SHORT TASK =
Transcribe the entries below exactly; leave every image out.

Chart and figure data
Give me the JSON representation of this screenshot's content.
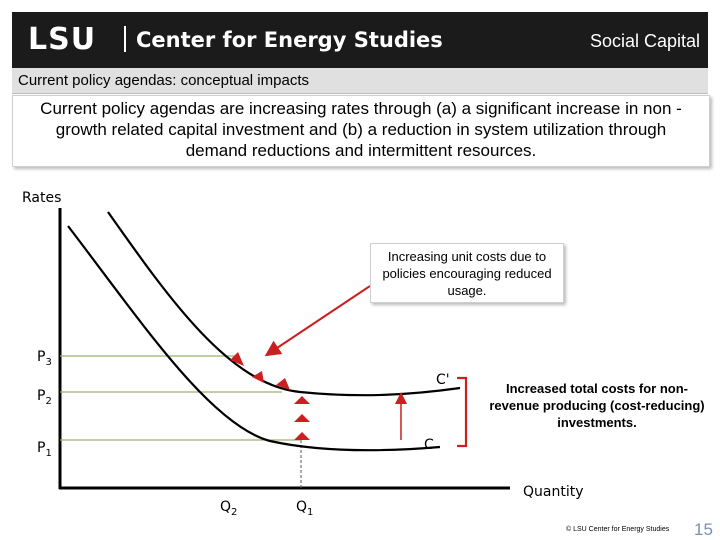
{
  "header": {
    "logo": "LSU",
    "center": "Center for Energy Studies",
    "section": "Social Capital"
  },
  "subtitle": "Current policy agendas: conceptual impacts",
  "statement": "Current policy agendas are increasing rates through (a) a significant increase in non -growth related capital investment and (b) a reduction in system utilization through demand reductions and intermittent resources.",
  "diagram": {
    "y_axis_label": "Rates",
    "x_axis_label": "Quantity",
    "price_labels": {
      "p3": "P",
      "p3_sub": "3",
      "p2": "P",
      "p2_sub": "2",
      "p1": "P",
      "p1_sub": "1"
    },
    "quantity_labels": {
      "q2": "Q",
      "q2_sub": "2",
      "q1": "Q",
      "q1_sub": "1"
    },
    "curve_upper_label": "C'",
    "curve_lower_label": "C",
    "callout": "Increasing unit costs due to policies encouraging reduced usage.",
    "note": "Increased total costs for non-revenue producing (cost-reducing) investments.",
    "colors": {
      "arrow": "#cc1f1f",
      "axis": "#000000",
      "guide": "#9ab06a"
    }
  },
  "footer": {
    "credit": "© LSU Center for Energy Studies",
    "page": "15"
  }
}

TASK OUTPUT =
Give me the JSON representation of this screenshot's content.
{
  "header": {
    "logo": "LSU",
    "center": "Center for Energy Studies",
    "section": "Social Capital"
  },
  "subtitle": "Current policy agendas: conceptual impacts",
  "statement": "Current policy agendas are increasing rates through (a) a significant increase in non -growth related capital investment and (b) a reduction in system utilization through demand reductions and intermittent resources.",
  "diagram": {
    "y_axis_label": "Rates",
    "x_axis_label": "Quantity",
    "price_labels": {
      "p3": "P",
      "p3_sub": "3",
      "p2": "P",
      "p2_sub": "2",
      "p1": "P",
      "p1_sub": "1"
    },
    "quantity_labels": {
      "q2": "Q",
      "q2_sub": "2",
      "q1": "Q",
      "q1_sub": "1"
    },
    "curve_upper_label": "C'",
    "curve_lower_label": "C",
    "callout": "Increasing unit costs due to policies encouraging reduced usage.",
    "note": "Increased total costs for non-revenue producing (cost-reducing) investments.",
    "colors": {
      "arrow": "#cc1f1f",
      "axis": "#000000",
      "guide": "#9ab06a"
    }
  },
  "footer": {
    "credit": "© LSU Center for Energy Studies",
    "page": "15"
  }
}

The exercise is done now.